SOURCE EXCERPT:
******************************

Pritt v. Terminal RR Ass'n of St. Louis

Annotate this Case

251 S.W.2d 622 (1952)

PRITT v. TERMINAL R. R. ASS'N OF ST. LOUIS.

No. 42482.

Supreme Court of Missouri, Division No. 2.

September 8, 1952.

Motion for Rehearing or to Transfer to Denied October 13, 1952.

Warner Fuller, Arnot L. Sheppard, St. Louis, for appellant.

C. Allen Trumbull, William L. Mason, Jr., St. Louis, for respondent.

Motion for Rehearing or to Transfer to Court en Banc Denied October 13, 1952.

LEEDY, Presiding Judge.

This is a second appeal. The action is for the alleged wrongful death of Alvin *623 Pritt. The first trial resulted in a judgment for $15,000 in favor of his widow, Grace, which judgment, on the former appeal, this court reversed, and the cause was remanded. See 359 Mo. 896, 224 S.W.2d 119, where the facts are stated at length, and to which reference is made for a more complete statement than is deemed necessary for the purposes of this appeal. Upon remand and trial anew another jury fixed the plaintiff-respondent widow's damages at the same amount, and upon that verdict judgment was entered, and defendant-appellant, Terminal Railroad Association of St. Louis, appealed. The parties will be referred to as they were styled in the trial court.

Plaintiff's decedent was killed April 3, 1947, when he was struck by one of Terminal's locomotives while he was in the employ of a contractor then engaged in making repairs to a bridge owned by Terminal, and known internationally as Eads Bridge. As stated in defendant's brief, plaintiff's "postulate of liability is that a fellow employe threw or knocked a piece of board down on one of defendant's tracks [No. 72] on Eads Bridge, and because of defendant's humanitarian negligence, decedent was struck while removing the board from the track, as it was his duty to do. Defendant's theory is that decedent was not so engaged at the time of his death; but that he stepped out from behind a building on the north side of track 72, directly into the path of, and so close to defendant's locomotive as to give no opportunity to avoid striking him." The cause was submitted upon the hypothesis of Terminal's negligence under the humanitarian doctrine in failing to sound a timely warning of the approach of the locomotive which admittedly struck and killed Pritt.

Defendant's first point is that "plaintiff failed to make a submissible case upon the postulate that defendant failed to warn under the humanitarian doctrine," and the second (set up separately, but, nevertheless, so closely akin to the first as to be necessarily embraced within its scope) is that "the evidence relied on by plaintiff is perjurious, self-destructive and wholly without probative value." On the former appeal these same points (developed under like sub-heads, in precisely the same language, with identical citations of authority) were relied on. Indeed, they were not only urged, but considered and passed on, as the opinion shows. It was there held that plaintiff failed to make a case for the jury on the issue of defendant's duty to stop under the humanitarian doctrine. But on the other issue under that doctrine (failure to warn, which alone was submitted at the subsequent trial now under review), this division of the court held that " * * * we may not say that the record discloses error in submitting the issue of defendant's duty to warn under the humanitarian doctrine, or that it discloses that plaintiff may not make a submissible case on said issue upon a retrial." (Italics, the present writer's.) Both issues having been submitted (disjunctively), the judgment was accordingly reversed, and the cause remanded.

******************************

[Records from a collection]
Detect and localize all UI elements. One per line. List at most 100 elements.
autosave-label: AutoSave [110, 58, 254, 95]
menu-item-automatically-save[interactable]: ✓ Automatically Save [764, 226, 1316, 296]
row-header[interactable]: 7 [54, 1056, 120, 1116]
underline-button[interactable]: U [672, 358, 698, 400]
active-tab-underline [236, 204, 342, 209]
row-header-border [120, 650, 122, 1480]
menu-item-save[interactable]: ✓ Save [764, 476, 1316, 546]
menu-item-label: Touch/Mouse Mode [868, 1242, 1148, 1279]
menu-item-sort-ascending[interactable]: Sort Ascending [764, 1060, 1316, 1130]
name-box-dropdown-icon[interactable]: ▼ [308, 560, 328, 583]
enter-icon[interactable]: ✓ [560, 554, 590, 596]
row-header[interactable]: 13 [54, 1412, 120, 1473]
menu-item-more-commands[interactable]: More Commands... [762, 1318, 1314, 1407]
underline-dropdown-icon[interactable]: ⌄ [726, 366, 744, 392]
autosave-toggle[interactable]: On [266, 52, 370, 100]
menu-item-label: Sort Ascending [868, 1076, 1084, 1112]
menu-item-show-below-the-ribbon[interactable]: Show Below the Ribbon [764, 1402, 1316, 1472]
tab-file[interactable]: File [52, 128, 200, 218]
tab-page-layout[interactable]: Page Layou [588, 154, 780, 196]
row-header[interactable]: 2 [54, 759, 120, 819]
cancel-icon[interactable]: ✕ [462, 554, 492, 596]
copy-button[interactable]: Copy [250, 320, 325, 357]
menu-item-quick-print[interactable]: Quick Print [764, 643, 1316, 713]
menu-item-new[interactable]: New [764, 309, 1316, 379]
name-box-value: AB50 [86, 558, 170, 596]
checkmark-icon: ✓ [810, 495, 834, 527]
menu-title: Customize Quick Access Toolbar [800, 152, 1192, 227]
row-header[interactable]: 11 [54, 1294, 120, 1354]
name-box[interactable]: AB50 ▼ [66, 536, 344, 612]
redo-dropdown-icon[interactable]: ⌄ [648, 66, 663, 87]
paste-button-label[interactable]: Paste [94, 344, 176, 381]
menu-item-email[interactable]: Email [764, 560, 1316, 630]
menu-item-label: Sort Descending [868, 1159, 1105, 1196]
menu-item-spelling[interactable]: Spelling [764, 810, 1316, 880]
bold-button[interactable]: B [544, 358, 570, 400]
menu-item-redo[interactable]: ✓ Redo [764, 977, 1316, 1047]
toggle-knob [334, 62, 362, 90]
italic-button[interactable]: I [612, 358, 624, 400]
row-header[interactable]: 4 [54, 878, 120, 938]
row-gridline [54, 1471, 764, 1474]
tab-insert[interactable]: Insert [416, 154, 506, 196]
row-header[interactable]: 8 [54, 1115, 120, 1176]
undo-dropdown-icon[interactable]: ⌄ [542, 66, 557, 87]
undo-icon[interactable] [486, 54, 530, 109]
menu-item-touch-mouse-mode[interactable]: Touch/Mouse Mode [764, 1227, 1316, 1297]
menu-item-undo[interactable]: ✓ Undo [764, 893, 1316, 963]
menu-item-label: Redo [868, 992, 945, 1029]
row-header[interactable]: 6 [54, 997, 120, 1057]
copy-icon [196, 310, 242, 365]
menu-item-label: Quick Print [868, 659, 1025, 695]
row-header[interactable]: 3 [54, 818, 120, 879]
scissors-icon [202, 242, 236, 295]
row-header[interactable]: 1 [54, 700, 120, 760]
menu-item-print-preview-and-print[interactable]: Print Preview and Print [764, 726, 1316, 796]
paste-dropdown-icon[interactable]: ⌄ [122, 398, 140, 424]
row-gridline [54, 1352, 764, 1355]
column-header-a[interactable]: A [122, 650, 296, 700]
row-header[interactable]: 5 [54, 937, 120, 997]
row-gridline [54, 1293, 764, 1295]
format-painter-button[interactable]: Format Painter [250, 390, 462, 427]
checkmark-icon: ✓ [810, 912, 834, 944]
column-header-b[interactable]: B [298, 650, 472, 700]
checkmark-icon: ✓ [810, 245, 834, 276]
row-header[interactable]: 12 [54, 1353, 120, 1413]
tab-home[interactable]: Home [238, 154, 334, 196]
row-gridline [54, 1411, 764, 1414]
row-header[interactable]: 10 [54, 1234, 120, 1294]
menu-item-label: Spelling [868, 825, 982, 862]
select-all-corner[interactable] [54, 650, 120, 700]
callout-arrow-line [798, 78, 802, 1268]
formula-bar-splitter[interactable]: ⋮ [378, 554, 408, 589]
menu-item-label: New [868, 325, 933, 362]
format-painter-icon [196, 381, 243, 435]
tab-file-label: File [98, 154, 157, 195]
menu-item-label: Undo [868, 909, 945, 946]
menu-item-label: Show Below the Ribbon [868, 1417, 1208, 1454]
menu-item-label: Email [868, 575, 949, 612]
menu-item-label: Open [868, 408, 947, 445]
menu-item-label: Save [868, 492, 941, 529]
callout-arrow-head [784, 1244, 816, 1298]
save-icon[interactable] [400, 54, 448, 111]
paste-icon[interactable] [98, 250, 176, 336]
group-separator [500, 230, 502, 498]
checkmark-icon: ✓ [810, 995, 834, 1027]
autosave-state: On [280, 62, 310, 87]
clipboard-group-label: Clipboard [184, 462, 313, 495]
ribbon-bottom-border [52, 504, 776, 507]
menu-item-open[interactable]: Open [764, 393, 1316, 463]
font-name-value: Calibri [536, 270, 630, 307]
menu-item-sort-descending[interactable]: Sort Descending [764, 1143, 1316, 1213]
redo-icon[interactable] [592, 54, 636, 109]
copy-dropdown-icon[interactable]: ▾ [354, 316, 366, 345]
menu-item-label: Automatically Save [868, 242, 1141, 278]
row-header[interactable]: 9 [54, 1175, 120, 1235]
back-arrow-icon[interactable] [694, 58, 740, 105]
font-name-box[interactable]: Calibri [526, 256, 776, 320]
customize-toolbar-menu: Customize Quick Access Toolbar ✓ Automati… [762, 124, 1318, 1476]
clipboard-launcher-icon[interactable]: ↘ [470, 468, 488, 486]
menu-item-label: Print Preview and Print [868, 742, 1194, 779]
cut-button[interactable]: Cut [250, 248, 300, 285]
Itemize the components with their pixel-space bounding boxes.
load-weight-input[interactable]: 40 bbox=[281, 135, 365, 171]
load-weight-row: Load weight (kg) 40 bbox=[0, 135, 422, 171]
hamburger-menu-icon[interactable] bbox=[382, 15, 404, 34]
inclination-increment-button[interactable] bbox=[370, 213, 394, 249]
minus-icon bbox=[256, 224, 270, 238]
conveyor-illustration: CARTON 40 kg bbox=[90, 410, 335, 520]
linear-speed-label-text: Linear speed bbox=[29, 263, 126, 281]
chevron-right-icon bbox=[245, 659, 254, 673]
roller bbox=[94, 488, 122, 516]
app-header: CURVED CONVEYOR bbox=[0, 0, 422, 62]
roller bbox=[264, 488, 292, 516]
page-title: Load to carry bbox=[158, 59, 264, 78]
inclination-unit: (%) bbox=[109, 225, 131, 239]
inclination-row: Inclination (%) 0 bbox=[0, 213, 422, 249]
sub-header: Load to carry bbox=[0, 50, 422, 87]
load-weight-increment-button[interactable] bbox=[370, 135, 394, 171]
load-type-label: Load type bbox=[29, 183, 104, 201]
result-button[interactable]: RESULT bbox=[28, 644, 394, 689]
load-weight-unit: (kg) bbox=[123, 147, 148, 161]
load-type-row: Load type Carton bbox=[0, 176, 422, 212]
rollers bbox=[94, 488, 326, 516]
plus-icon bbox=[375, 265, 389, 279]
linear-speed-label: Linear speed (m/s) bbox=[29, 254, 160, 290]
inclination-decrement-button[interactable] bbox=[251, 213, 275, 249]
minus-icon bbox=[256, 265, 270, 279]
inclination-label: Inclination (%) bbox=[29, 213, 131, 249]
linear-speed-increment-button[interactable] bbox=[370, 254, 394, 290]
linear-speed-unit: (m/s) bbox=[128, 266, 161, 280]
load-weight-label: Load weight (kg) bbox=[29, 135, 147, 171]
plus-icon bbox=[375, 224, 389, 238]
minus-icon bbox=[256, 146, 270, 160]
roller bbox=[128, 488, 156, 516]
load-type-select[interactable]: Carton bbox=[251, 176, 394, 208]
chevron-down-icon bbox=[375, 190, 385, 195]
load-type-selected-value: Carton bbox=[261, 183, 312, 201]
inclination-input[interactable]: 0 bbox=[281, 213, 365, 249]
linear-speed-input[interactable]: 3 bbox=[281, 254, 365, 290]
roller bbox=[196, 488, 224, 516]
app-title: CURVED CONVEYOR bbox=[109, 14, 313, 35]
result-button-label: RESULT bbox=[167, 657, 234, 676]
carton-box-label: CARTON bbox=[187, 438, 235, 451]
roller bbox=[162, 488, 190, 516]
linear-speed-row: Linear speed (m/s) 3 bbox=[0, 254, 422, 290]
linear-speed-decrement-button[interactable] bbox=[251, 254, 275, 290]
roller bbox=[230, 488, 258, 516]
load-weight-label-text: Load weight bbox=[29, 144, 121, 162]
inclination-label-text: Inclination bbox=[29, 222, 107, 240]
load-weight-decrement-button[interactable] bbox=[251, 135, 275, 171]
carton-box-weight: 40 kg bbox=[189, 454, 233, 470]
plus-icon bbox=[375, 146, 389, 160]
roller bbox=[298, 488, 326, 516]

******************************

TASK 1:
In the opinion on the Pritt wrongful-death case, why did the court reverse the first judgment for the widow and remand the cause?
TASK 2:
Go on with the opinion on the Pritt wrongful-death case from the point where the excerpt stops.

RESULT 1:
On the first appeal, the court held that the plaintiff had not made a jury case on the defendant's duty to stop under the humanitarian doctrine. That issue and the failure-to-warn issue had both been submitted disjunctively, so the judgment was reversed and the cause remanded. The court did not find error in submitting the duty to warn.

RESULT 2:
Defendant's brief expressly concedes that "in the main" the testimony of the witnesses upon whom plaintiff relied at both trials (Owen and Grant, and without whose testimony no semblance of a case would have been made) "is just about the same as it was on the fundamental questions in the preceding trial, although examination will disclose many discrepancies as to relatively unimportant facts between their testimony in the first and in the second trials."

On this admission, plaintiff invokes the doctrine of "law of the case," and therefore insists she must be held to have made a case on failure to warn, as on the former appeal. Nothing is better settled than that the doctrine is applicable where the facts are substantially the same on the second appeal. In the absence of a discussion of, and cogent reasons for, not applying the doctrine under present circumstances, the conclusion seems inescapable that the decision on the prior appeal has become "the law of the case," and we so hold.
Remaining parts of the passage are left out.